## Working data

::::

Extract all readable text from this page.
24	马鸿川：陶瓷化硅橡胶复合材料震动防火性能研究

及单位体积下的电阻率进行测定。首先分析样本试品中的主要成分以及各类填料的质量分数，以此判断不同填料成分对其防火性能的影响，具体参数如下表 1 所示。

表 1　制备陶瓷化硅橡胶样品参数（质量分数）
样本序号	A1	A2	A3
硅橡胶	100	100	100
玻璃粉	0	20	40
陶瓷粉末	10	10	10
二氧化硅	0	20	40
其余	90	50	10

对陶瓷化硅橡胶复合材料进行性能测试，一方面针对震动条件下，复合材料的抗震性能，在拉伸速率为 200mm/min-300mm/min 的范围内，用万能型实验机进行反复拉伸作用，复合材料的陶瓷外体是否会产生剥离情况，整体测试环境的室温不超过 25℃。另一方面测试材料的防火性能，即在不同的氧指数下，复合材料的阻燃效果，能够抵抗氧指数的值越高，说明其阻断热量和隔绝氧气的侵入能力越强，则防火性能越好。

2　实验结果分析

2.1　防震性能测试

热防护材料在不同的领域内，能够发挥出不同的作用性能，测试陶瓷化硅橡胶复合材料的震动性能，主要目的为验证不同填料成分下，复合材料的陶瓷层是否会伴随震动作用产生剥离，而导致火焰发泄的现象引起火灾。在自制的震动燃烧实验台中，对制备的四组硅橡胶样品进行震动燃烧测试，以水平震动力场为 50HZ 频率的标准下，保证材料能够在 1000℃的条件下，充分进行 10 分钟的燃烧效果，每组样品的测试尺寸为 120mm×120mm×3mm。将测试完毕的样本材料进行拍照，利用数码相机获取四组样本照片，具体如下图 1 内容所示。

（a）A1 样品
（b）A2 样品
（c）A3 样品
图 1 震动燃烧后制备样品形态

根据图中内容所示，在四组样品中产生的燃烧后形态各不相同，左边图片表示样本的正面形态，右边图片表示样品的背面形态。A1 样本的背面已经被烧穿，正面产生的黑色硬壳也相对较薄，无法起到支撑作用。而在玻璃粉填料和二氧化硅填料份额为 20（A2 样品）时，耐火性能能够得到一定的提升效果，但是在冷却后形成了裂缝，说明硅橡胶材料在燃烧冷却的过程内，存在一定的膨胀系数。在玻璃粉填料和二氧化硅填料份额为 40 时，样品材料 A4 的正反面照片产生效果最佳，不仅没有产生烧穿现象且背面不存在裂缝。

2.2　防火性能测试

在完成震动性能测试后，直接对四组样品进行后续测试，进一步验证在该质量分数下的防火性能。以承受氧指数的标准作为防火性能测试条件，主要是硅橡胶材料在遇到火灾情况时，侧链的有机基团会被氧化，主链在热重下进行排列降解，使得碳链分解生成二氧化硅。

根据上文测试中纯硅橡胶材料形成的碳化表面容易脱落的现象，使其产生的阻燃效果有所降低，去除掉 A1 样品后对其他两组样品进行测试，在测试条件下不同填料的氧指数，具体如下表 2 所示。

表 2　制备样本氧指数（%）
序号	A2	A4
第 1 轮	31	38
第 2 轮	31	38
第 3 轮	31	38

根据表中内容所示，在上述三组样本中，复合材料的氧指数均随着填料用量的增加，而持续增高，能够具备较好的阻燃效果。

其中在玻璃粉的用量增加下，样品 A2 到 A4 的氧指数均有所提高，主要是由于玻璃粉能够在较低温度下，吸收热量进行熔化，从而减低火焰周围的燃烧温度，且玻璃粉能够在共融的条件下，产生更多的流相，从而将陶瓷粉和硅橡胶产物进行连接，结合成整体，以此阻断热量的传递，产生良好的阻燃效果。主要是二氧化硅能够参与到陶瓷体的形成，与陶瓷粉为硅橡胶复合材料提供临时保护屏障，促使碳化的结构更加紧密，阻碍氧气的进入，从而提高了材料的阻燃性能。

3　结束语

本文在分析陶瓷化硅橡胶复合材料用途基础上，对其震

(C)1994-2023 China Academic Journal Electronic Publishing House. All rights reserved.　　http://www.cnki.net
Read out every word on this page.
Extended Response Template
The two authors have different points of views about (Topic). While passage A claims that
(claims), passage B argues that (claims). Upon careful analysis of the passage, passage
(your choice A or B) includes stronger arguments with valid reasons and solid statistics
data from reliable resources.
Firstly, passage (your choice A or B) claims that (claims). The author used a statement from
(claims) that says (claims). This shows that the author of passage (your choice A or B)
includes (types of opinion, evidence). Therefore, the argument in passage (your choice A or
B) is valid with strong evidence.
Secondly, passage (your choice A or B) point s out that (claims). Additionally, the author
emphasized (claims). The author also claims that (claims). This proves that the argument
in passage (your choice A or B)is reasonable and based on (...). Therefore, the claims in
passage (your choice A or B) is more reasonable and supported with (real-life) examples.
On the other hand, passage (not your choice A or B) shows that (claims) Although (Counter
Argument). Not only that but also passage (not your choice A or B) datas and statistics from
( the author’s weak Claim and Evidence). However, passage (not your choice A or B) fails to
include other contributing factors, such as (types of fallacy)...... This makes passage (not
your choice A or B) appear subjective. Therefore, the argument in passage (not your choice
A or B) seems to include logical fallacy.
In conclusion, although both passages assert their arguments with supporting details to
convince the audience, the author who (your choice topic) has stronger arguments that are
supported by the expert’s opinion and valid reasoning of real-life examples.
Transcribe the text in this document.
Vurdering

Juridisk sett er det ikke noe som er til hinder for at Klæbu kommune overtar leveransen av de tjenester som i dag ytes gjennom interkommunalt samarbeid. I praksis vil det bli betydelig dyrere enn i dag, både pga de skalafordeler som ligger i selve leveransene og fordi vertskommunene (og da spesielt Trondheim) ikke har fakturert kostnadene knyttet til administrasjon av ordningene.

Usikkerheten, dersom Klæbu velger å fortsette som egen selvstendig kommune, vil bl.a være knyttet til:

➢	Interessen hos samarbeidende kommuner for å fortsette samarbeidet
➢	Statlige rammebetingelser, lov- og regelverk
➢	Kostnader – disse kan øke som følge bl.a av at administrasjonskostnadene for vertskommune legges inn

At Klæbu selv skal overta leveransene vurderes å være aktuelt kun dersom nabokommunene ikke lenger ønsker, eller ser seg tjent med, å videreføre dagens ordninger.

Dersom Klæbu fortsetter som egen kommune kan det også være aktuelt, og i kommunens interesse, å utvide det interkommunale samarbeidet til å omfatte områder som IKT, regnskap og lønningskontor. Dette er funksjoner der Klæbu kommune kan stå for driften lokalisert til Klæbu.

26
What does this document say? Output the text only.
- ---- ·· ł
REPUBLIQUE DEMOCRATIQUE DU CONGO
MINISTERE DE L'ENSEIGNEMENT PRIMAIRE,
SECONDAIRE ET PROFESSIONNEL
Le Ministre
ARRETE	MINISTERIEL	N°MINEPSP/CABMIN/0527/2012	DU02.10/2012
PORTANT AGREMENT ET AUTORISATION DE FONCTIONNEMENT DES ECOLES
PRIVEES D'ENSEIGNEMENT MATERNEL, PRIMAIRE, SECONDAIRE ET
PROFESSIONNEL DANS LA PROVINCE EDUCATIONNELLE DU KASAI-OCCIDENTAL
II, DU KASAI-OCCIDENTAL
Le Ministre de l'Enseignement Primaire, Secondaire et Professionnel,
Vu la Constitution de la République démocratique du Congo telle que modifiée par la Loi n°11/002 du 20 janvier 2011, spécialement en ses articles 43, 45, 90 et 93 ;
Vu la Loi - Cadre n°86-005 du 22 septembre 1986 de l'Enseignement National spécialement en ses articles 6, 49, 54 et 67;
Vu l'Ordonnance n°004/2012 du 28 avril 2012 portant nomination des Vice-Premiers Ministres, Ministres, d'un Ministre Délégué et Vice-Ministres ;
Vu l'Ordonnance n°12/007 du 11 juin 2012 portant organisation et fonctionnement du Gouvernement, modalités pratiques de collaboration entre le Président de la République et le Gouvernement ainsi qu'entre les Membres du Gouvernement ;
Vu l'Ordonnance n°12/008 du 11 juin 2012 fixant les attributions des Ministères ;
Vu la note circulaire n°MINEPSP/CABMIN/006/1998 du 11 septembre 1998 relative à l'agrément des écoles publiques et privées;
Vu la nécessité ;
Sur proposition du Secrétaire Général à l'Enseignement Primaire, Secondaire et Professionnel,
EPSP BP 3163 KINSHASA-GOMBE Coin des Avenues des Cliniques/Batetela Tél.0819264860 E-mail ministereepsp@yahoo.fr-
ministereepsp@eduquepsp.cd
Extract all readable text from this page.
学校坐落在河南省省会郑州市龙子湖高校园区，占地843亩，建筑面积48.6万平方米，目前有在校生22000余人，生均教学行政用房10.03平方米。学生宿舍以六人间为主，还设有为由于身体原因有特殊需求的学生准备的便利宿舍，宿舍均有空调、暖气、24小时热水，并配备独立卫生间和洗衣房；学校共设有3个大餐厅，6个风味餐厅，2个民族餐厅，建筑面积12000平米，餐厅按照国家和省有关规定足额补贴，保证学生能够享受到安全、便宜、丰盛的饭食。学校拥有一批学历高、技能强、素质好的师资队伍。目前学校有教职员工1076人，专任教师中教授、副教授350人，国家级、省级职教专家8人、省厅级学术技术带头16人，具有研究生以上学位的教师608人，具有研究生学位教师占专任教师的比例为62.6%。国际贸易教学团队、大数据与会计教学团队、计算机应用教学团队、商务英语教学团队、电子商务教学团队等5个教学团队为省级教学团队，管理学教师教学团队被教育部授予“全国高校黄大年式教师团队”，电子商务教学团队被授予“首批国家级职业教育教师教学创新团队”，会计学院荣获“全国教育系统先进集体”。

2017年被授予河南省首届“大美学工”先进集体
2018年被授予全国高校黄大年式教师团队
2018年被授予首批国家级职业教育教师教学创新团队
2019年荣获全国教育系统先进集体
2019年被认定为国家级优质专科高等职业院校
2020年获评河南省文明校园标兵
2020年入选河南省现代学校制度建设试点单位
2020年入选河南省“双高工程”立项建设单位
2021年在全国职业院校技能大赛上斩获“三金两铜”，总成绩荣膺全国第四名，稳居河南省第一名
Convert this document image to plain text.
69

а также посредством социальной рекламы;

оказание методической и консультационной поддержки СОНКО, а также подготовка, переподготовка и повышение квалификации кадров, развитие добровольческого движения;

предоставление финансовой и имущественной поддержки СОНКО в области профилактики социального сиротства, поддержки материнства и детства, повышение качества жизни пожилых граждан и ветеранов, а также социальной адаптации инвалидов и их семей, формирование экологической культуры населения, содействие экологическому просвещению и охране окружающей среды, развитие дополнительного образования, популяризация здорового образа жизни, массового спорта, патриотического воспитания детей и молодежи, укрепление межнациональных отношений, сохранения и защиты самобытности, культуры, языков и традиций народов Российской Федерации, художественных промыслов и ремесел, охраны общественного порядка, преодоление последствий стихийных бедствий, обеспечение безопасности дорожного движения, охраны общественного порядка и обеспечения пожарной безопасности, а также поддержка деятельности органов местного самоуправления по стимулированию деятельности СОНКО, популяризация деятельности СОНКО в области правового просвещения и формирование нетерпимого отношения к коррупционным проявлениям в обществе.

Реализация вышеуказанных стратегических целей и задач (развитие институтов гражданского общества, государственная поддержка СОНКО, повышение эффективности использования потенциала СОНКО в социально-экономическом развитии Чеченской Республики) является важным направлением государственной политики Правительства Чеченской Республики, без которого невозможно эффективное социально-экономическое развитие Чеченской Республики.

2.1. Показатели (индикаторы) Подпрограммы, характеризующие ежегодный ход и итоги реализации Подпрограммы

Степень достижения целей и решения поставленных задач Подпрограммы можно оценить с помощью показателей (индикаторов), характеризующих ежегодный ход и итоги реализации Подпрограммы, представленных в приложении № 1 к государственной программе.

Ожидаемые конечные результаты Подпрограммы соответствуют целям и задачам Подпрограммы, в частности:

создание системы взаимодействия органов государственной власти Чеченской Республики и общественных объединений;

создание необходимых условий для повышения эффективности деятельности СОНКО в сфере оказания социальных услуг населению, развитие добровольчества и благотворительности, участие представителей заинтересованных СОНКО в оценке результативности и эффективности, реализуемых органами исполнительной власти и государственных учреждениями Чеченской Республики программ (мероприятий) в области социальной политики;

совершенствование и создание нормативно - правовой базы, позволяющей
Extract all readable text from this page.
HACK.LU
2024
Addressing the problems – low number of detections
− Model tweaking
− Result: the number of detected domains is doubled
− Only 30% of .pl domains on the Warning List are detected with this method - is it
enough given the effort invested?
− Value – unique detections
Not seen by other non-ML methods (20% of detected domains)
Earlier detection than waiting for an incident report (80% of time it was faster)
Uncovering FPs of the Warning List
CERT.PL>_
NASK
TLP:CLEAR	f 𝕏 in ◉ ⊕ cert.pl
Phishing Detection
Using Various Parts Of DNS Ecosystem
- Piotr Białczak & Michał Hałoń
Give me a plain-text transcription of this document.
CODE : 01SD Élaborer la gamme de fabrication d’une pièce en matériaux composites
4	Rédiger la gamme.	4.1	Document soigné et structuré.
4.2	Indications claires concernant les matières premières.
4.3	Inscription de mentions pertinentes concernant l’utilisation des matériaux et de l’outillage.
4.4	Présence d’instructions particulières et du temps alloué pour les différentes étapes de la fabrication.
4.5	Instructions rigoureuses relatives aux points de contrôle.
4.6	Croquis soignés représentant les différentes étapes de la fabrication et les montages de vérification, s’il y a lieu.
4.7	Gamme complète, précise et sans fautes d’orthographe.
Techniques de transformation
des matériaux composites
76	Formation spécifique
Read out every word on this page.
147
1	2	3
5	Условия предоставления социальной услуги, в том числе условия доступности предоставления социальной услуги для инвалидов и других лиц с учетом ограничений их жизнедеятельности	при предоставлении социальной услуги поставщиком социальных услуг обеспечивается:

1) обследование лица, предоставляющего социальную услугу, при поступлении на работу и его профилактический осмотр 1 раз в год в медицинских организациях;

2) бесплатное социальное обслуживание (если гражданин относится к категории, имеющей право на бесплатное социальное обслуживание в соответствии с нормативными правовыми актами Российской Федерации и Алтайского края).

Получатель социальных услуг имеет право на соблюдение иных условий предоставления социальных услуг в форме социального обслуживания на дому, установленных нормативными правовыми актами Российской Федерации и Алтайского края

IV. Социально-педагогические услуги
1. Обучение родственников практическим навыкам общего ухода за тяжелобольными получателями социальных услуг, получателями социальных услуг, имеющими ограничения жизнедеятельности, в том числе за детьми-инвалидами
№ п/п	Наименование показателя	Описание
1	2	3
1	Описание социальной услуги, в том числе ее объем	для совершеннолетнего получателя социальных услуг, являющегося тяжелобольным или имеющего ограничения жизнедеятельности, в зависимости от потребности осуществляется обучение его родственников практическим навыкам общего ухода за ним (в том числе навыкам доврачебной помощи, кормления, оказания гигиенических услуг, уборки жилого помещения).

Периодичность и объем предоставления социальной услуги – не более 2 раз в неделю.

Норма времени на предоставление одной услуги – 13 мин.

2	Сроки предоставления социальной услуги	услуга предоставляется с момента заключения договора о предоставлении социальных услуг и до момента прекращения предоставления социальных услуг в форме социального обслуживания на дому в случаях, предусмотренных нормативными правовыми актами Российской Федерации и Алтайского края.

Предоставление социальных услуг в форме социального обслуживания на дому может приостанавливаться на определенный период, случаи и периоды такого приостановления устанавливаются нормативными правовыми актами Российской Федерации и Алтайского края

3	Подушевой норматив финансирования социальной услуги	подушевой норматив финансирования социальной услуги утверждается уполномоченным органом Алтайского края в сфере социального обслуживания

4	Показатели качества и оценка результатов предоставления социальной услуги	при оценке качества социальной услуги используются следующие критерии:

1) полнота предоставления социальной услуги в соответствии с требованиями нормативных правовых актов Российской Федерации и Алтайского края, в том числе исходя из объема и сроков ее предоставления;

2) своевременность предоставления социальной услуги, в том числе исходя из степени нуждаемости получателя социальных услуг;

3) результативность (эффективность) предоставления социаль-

::::

## Goal
Pull out the lines above in which the word "other" appears.

## Full solution
On the other hand, passage (not your choice A or B) shows that (claims) Although (Counter
include other contributing factors, such as (types of fallacy)...... This makes passage (not
Not seen by other non-ML methods (20% of detected domains)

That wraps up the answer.